Your goal: Only the number is wanted: count the lines that include the word "tonicardiaques".

(Extracted records)
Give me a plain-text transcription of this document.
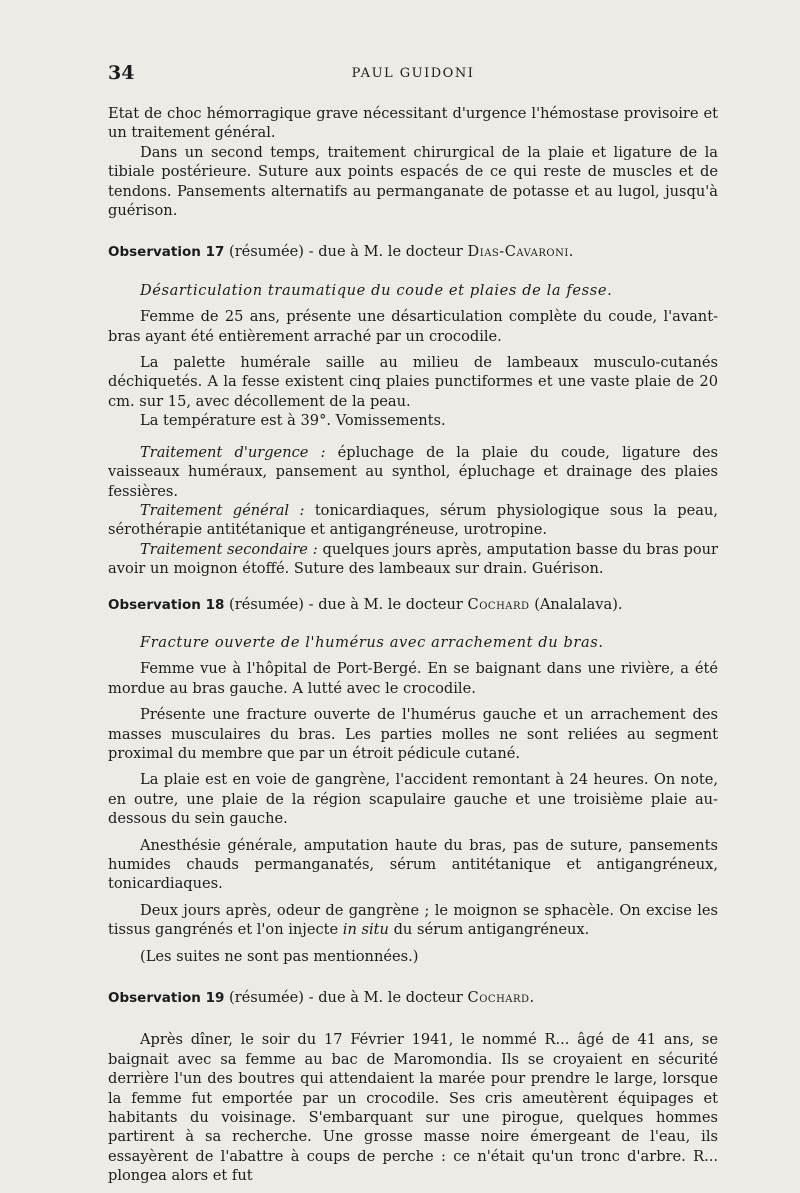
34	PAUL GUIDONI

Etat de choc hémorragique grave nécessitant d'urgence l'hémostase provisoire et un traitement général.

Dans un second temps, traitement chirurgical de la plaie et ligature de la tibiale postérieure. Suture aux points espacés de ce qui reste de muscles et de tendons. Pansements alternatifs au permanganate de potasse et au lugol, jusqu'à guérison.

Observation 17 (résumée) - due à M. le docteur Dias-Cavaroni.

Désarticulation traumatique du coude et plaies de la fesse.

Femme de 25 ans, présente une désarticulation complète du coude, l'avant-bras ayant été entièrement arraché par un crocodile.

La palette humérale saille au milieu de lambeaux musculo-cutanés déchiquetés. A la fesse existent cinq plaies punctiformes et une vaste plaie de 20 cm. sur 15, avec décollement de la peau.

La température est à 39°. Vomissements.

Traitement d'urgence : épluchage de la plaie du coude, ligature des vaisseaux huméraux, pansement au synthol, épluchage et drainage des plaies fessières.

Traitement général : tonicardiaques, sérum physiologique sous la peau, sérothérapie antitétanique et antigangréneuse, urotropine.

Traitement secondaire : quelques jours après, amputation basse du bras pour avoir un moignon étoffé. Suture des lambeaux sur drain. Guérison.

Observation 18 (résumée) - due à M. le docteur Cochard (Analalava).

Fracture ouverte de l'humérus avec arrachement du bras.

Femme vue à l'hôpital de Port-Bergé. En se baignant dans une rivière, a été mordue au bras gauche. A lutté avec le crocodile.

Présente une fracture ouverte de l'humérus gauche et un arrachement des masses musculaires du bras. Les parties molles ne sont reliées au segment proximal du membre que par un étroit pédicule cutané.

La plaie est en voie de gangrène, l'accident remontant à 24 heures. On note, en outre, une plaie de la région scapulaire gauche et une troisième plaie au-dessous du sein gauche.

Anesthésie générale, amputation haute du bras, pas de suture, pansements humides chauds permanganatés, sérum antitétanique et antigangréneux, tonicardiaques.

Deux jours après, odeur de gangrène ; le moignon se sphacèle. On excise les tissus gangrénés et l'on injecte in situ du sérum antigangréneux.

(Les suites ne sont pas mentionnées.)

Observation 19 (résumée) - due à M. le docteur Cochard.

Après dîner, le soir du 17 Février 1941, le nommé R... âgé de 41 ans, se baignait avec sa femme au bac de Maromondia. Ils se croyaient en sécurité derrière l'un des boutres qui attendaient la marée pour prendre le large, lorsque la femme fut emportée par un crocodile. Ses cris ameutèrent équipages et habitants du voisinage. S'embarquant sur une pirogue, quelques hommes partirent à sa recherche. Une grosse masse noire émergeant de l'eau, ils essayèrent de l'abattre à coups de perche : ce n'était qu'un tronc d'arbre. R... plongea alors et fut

Result for this exercise: 2